WHAT IS NEEDED:
Give the listing again character for character, but drop the images.

[Data records]
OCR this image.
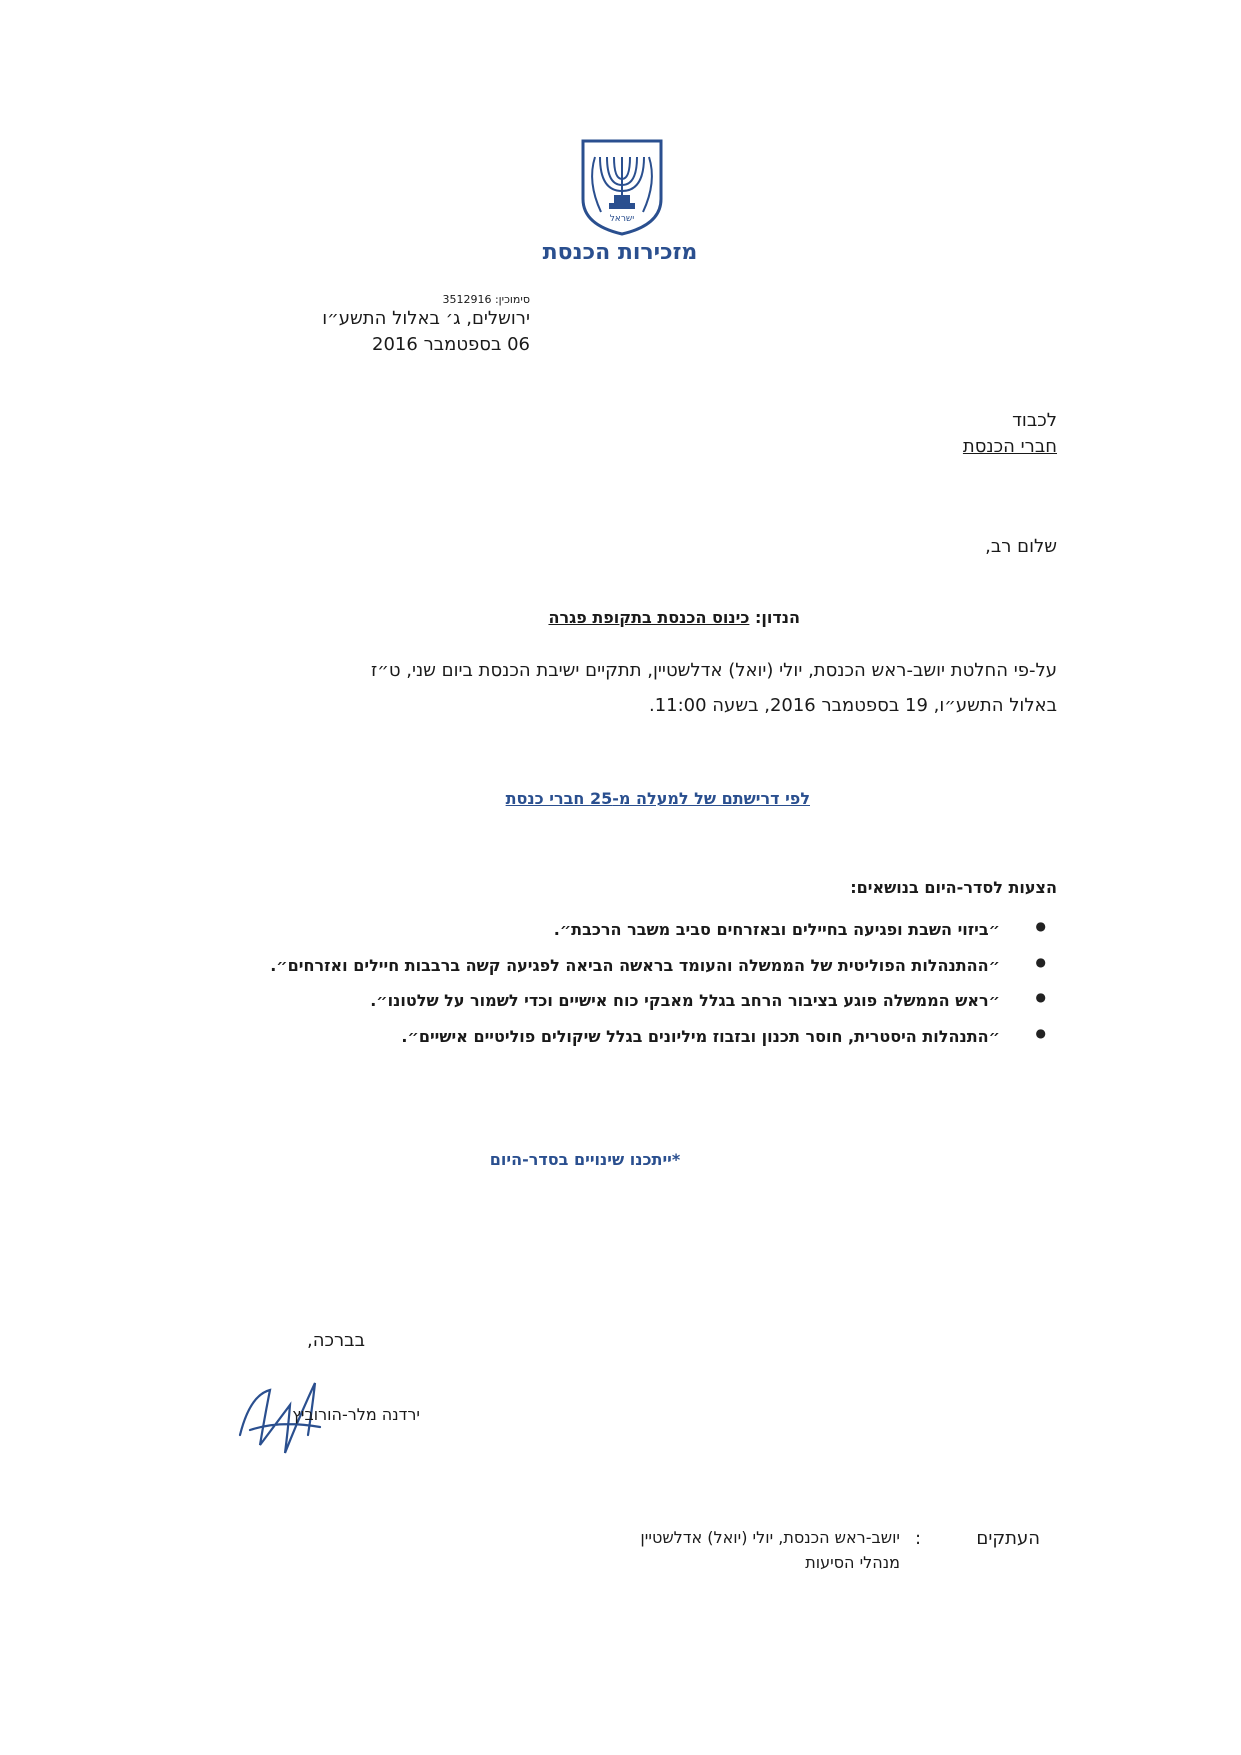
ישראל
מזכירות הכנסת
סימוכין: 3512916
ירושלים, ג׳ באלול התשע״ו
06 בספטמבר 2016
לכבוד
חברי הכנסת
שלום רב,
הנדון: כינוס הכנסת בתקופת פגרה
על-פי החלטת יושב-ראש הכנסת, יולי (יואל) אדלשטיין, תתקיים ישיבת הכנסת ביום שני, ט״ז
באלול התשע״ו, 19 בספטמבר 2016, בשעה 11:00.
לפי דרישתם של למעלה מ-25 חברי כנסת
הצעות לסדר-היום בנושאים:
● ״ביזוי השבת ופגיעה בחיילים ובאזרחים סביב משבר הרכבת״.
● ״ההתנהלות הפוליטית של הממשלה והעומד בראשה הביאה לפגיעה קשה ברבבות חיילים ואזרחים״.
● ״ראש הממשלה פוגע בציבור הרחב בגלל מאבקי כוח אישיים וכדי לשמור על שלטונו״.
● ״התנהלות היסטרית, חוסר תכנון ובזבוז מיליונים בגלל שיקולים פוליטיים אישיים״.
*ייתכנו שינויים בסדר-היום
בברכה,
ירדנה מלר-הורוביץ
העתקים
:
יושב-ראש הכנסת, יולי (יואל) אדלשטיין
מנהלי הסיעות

ANSWER TO THIS PROBLEM:
OCR this image.
ישראל
מזכירות הכנסת
סימוכין: 3512916
ירושלים, ג׳ באלול התשע״ו
06 בספטמבר 2016
לכבוד
חברי הכנסת
שלום רב,
הנדון: כינוס הכנסת בתקופת פגרה
על-פי החלטת יושב-ראש הכנסת, יולי (יואל) אדלשטיין, תתקיים ישיבת הכנסת ביום שני, ט״ז
באלול התשע״ו, 19 בספטמבר 2016, בשעה 11:00.
לפי דרישתם של למעלה מ-25 חברי כנסת
הצעות לסדר-היום בנושאים:
● ״ביזוי השבת ופגיעה בחיילים ובאזרחים סביב משבר הרכבת״.
● ״ההתנהלות הפוליטית של הממשלה והעומד בראשה הביאה לפגיעה קשה ברבבות חיילים ואזרחים״.
● ״ראש הממשלה פוגע בציבור הרחב בגלל מאבקי כוח אישיים וכדי לשמור על שלטונו״.
● ״התנהלות היסטרית, חוסר תכנון ובזבוז מיליונים בגלל שיקולים פוליטיים אישיים״.
*ייתכנו שינויים בסדר-היום
בברכה,
ירדנה מלר-הורוביץ
העתקים
:
יושב-ראש הכנסת, יולי (יואל) אדלשטיין
מנהלי הסיעות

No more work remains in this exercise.